What is required:
Reproduce all the entries exactly.

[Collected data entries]
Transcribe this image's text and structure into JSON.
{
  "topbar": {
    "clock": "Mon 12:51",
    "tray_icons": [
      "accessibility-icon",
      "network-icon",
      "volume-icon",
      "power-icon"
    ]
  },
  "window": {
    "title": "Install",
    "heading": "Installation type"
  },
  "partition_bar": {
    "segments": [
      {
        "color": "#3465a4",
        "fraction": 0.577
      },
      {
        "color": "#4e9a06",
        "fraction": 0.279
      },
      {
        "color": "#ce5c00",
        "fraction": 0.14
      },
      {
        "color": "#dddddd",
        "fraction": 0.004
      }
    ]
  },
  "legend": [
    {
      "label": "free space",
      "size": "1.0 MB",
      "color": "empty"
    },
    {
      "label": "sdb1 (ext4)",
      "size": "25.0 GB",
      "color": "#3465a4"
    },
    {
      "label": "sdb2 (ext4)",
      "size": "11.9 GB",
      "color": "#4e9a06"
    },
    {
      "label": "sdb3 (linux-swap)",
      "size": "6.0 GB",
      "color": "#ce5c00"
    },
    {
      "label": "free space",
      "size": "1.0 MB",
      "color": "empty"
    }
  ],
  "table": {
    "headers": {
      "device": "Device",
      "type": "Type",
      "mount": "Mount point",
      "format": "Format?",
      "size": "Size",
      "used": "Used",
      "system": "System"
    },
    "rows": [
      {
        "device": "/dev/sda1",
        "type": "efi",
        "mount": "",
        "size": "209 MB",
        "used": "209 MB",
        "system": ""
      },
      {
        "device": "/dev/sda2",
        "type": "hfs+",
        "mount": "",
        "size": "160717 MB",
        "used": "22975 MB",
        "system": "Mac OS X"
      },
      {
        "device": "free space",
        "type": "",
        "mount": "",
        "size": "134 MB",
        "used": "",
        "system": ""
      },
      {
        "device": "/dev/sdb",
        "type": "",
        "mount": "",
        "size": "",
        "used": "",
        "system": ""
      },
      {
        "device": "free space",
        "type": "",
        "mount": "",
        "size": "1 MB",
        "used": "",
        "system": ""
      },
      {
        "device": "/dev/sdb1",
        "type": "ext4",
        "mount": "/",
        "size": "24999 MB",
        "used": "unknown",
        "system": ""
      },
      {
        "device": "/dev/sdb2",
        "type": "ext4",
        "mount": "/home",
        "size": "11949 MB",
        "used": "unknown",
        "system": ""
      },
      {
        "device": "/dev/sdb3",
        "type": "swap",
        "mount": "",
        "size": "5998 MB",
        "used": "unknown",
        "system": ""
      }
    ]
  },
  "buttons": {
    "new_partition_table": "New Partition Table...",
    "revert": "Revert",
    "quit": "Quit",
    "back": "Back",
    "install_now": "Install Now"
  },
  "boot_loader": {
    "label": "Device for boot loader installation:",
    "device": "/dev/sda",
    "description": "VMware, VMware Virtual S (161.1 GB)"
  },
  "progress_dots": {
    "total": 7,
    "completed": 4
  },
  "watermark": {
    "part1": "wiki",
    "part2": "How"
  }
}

Answer to this exercise:
Transcribe this image's text and structure into JSON.
{
  "topbar": {
    "clock": "Mon 12:51",
    "tray_icons": [
      "accessibility-icon",
      "network-icon",
      "volume-icon",
      "power-icon"
    ]
  },
  "window": {
    "title": "Install",
    "heading": "Installation type"
  },
  "partition_bar": {
    "segments": [
      {
        "color": "#3465a4",
        "fraction": 0.577
      },
      {
        "color": "#4e9a06",
        "fraction": 0.279
      },
      {
        "color": "#ce5c00",
        "fraction": 0.14
      },
      {
        "color": "#dddddd",
        "fraction": 0.004
      }
    ]
  },
  "legend": [
    {
      "label": "free space",
      "size": "1.0 MB",
      "color": "empty"
    },
    {
      "label": "sdb1 (ext4)",
      "size": "25.0 GB",
      "color": "#3465a4"
    },
    {
      "label": "sdb2 (ext4)",
      "size": "11.9 GB",
      "color": "#4e9a06"
    },
    {
      "label": "sdb3 (linux-swap)",
      "size": "6.0 GB",
      "color": "#ce5c00"
    },
    {
      "label": "free space",
      "size": "1.0 MB",
      "color": "empty"
    }
  ],
  "table": {
    "headers": {
      "device": "Device",
      "type": "Type",
      "mount": "Mount point",
      "format": "Format?",
      "size": "Size",
      "used": "Used",
      "system": "System"
    },
    "rows": [
      {
        "device": "/dev/sda1",
        "type": "efi",
        "mount": "",
        "size": "209 MB",
        "used": "209 MB",
        "system": ""
      },
      {
        "device": "/dev/sda2",
        "type": "hfs+",
        "mount": "",
        "size": "160717 MB",
        "used": "22975 MB",
        "system": "Mac OS X"
      },
      {
        "device": "free space",
        "type": "",
        "mount": "",
        "size": "134 MB",
        "used": "",
        "system": ""
      },
      {
        "device": "/dev/sdb",
        "type": "",
        "mount": "",
        "size": "",
        "used": "",
        "system": ""
      },
      {
        "device": "free space",
        "type": "",
        "mount": "",
        "size": "1 MB",
        "used": "",
        "system": ""
      },
      {
        "device": "/dev/sdb1",
        "type": "ext4",
        "mount": "/",
        "size": "24999 MB",
        "used": "unknown",
        "system": ""
      },
      {
        "device": "/dev/sdb2",
        "type": "ext4",
        "mount": "/home",
        "size": "11949 MB",
        "used": "unknown",
        "system": ""
      },
      {
        "device": "/dev/sdb3",
        "type": "swap",
        "mount": "",
        "size": "5998 MB",
        "used": "unknown",
        "system": ""
      }
    ]
  },
  "buttons": {
    "new_partition_table": "New Partition Table...",
    "revert": "Revert",
    "quit": "Quit",
    "back": "Back",
    "install_now": "Install Now"
  },
  "boot_loader": {
    "label": "Device for boot loader installation:",
    "device": "/dev/sda",
    "description": "VMware, VMware Virtual S (161.1 GB)"
  },
  "progress_dots": {
    "total": 7,
    "completed": 4
  },
  "watermark": {
    "part1": "wiki",
    "part2": "How"
  }
}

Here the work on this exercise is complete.